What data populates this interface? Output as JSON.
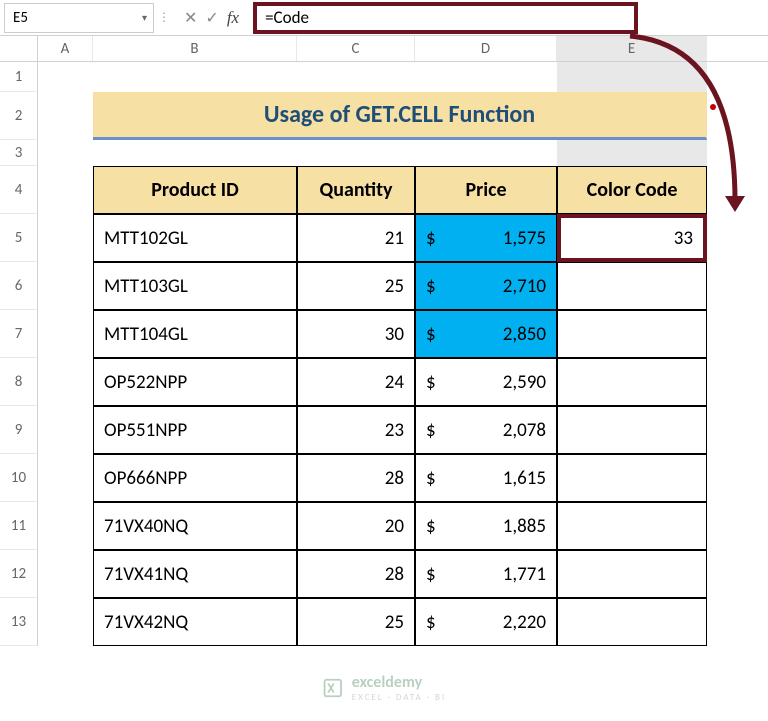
{
  "nameBox": "E5",
  "formula": "=Code",
  "fxLabel": "fx",
  "columns": [
    "A",
    "B",
    "C",
    "D",
    "E"
  ],
  "rowNumbers": [
    "1",
    "2",
    "3",
    "4",
    "5",
    "6",
    "7",
    "8",
    "9",
    "10",
    "11",
    "12",
    "13"
  ],
  "title": "Usage of GET.CELL Function",
  "headers": {
    "productId": "Product ID",
    "quantity": "Quantity",
    "price": "Price",
    "colorCode": "Color Code"
  },
  "currencySymbol": "$",
  "rows": [
    {
      "id": "MTT102GL",
      "qty": "21",
      "price": "1,575",
      "color": "33",
      "blue": true
    },
    {
      "id": "MTT103GL",
      "qty": "25",
      "price": "2,710",
      "color": "",
      "blue": true
    },
    {
      "id": "MTT104GL",
      "qty": "30",
      "price": "2,850",
      "color": "",
      "blue": true
    },
    {
      "id": "OP522NPP",
      "qty": "24",
      "price": "2,590",
      "color": "",
      "blue": false
    },
    {
      "id": "OP551NPP",
      "qty": "23",
      "price": "2,078",
      "color": "",
      "blue": false
    },
    {
      "id": "OP666NPP",
      "qty": "28",
      "price": "1,615",
      "color": "",
      "blue": false
    },
    {
      "id": "71VX40NQ",
      "qty": "20",
      "price": "1,885",
      "color": "",
      "blue": false
    },
    {
      "id": "71VX41NQ",
      "qty": "28",
      "price": "1,771",
      "color": "",
      "blue": false
    },
    {
      "id": "71VX42NQ",
      "qty": "25",
      "price": "2,220",
      "color": "",
      "blue": false
    }
  ],
  "colors": {
    "highlight": "#6b1420",
    "headerBg": "#f7e0a3",
    "titleText": "#1f4e79",
    "priceBlue": "#00b0f0",
    "titleUnderline": "#6b8fc9"
  },
  "watermark": {
    "name": "exceldemy",
    "sub": "EXCEL · DATA · BI"
  }
}
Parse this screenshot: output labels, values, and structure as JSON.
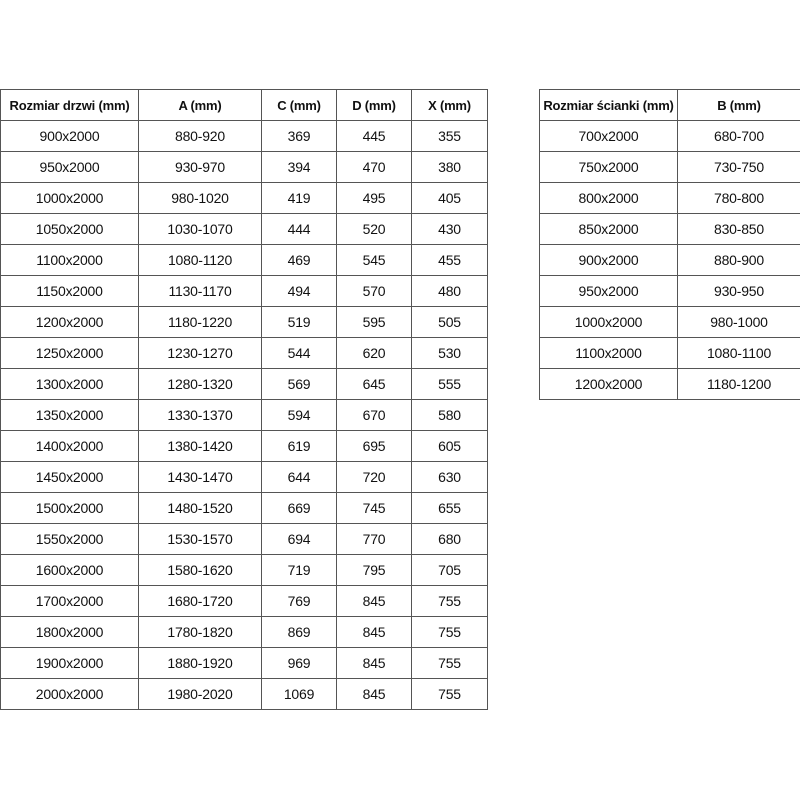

** Work to complete **
Search the material above for "JSON". Pull out each line where it shows up.

** Written solution **
What data populates this interface? Output as JSON.
Parse this screenshot: output labels, values, and structure as JSON.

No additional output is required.